::: INPUT

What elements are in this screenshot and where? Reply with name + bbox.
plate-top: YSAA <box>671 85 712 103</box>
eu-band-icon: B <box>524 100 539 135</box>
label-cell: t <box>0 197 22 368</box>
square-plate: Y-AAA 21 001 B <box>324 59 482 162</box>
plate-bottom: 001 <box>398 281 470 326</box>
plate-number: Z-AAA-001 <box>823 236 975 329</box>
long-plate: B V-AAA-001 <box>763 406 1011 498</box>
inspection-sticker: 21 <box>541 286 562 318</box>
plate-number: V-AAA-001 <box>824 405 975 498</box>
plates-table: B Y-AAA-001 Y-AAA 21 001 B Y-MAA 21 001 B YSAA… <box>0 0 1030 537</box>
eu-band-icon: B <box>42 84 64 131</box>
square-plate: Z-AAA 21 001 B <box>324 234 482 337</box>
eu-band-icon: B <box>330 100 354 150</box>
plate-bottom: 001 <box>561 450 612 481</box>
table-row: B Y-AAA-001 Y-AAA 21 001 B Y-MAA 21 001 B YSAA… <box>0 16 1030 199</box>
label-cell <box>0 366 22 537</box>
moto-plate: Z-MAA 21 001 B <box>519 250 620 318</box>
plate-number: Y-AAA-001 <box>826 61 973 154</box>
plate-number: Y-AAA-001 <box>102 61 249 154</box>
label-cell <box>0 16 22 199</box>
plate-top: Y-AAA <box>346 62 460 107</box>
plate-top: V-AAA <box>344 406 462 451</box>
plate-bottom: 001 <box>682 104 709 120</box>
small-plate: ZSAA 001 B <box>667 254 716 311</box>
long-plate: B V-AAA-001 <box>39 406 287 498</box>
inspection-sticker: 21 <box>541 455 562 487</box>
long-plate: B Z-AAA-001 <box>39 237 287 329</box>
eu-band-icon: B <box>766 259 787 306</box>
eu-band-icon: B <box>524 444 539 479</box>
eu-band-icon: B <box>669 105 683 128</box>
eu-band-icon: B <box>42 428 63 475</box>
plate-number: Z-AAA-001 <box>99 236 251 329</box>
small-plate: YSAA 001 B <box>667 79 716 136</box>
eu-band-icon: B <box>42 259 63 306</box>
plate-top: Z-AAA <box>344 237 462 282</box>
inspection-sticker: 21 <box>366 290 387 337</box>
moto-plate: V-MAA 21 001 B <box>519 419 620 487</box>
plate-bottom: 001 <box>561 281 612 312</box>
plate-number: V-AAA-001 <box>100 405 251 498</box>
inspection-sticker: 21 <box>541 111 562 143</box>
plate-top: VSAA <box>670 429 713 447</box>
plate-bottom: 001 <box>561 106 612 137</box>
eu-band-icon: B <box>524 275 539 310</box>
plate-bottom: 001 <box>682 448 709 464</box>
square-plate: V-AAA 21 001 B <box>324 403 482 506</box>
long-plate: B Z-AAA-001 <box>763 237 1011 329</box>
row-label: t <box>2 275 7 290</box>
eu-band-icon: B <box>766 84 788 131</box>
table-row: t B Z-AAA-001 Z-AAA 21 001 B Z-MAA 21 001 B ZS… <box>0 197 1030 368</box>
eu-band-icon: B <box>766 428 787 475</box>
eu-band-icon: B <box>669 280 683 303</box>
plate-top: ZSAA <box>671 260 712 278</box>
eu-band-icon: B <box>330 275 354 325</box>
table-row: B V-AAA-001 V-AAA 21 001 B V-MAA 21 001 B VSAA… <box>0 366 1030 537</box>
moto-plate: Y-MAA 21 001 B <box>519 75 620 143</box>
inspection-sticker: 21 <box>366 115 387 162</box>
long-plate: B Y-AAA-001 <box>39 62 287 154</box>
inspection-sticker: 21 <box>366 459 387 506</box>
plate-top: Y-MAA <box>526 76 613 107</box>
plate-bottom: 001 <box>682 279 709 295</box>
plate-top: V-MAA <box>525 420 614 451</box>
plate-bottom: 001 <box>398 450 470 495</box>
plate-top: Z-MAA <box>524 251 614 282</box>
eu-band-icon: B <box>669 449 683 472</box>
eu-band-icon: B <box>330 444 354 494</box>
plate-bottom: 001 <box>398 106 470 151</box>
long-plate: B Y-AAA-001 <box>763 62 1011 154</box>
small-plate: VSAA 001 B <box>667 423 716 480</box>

::::::

→ **OBJECTIVE**
Please edit the records above, changing every "eu-band-icon" to "flag-icon" and leaving everything else unchanged.

→ **WRITTEN RESPONSE**
What elements are in this screenshot and where? Reply with name + bbox.
plate-top: YSAA <box>671 85 712 103</box>
flag-icon: B <box>524 100 539 135</box>
label-cell: t <box>0 197 22 368</box>
square-plate: Y-AAA 21 001 B <box>324 59 482 162</box>
plate-bottom: 001 <box>398 281 470 326</box>
plate-number: Z-AAA-001 <box>823 236 975 329</box>
long-plate: B V-AAA-001 <box>763 406 1011 498</box>
inspection-sticker: 21 <box>541 286 562 318</box>
plate-number: V-AAA-001 <box>824 405 975 498</box>
plates-table: B Y-AAA-001 Y-AAA 21 001 B Y-MAA 21 001 B YSAA… <box>0 0 1030 537</box>
flag-icon: B <box>42 84 64 131</box>
square-plate: Z-AAA 21 001 B <box>324 234 482 337</box>
flag-icon: B <box>330 100 354 150</box>
plate-bottom: 001 <box>561 450 612 481</box>
table-row: B Y-AAA-001 Y-AAA 21 001 B Y-MAA 21 001 B YSAA… <box>0 16 1030 199</box>
label-cell <box>0 366 22 537</box>
moto-plate: Z-MAA 21 001 B <box>519 250 620 318</box>
plate-number: Y-AAA-001 <box>826 61 973 154</box>
plate-number: Y-AAA-001 <box>102 61 249 154</box>
label-cell <box>0 16 22 199</box>
plate-top: Y-AAA <box>346 62 460 107</box>
plate-top: V-AAA <box>344 406 462 451</box>
plate-bottom: 001 <box>682 104 709 120</box>
small-plate: ZSAA 001 B <box>667 254 716 311</box>
long-plate: B V-AAA-001 <box>39 406 287 498</box>
inspection-sticker: 21 <box>541 455 562 487</box>
long-plate: B Z-AAA-001 <box>39 237 287 329</box>
flag-icon: B <box>766 259 787 306</box>
flag-icon: B <box>524 444 539 479</box>
flag-icon: B <box>669 105 683 128</box>
flag-icon: B <box>42 428 63 475</box>
plate-number: Z-AAA-001 <box>99 236 251 329</box>
small-plate: YSAA 001 B <box>667 79 716 136</box>
flag-icon: B <box>42 259 63 306</box>
plate-top: Z-AAA <box>344 237 462 282</box>
inspection-sticker: 21 <box>366 290 387 337</box>
moto-plate: V-MAA 21 001 B <box>519 419 620 487</box>
plate-bottom: 001 <box>561 281 612 312</box>
plate-number: V-AAA-001 <box>100 405 251 498</box>
inspection-sticker: 21 <box>541 111 562 143</box>
plate-top: VSAA <box>670 429 713 447</box>
plate-bottom: 001 <box>561 106 612 137</box>
flag-icon: B <box>524 275 539 310</box>
plate-bottom: 001 <box>682 448 709 464</box>
square-plate: V-AAA 21 001 B <box>324 403 482 506</box>
long-plate: B Z-AAA-001 <box>763 237 1011 329</box>
row-label: t <box>2 275 7 290</box>
flag-icon: B <box>766 84 788 131</box>
table-row: t B Z-AAA-001 Z-AAA 21 001 B Z-MAA 21 001 B ZS… <box>0 197 1030 368</box>
flag-icon: B <box>766 428 787 475</box>
flag-icon: B <box>669 280 683 303</box>
plate-top: ZSAA <box>671 260 712 278</box>
flag-icon: B <box>330 275 354 325</box>
table-row: B V-AAA-001 V-AAA 21 001 B V-MAA 21 001 B VSAA… <box>0 366 1030 537</box>
moto-plate: Y-MAA 21 001 B <box>519 75 620 143</box>
inspection-sticker: 21 <box>366 115 387 162</box>
long-plate: B Y-AAA-001 <box>39 62 287 154</box>
inspection-sticker: 21 <box>366 459 387 506</box>
plate-top: Y-MAA <box>526 76 613 107</box>
plate-bottom: 001 <box>682 279 709 295</box>
plate-top: V-MAA <box>525 420 614 451</box>
plate-bottom: 001 <box>398 450 470 495</box>
plate-top: Z-MAA <box>524 251 614 282</box>
flag-icon: B <box>669 449 683 472</box>
flag-icon: B <box>330 444 354 494</box>
plate-bottom: 001 <box>398 106 470 151</box>
long-plate: B Y-AAA-001 <box>763 62 1011 154</box>
small-plate: VSAA 001 B <box>667 423 716 480</box>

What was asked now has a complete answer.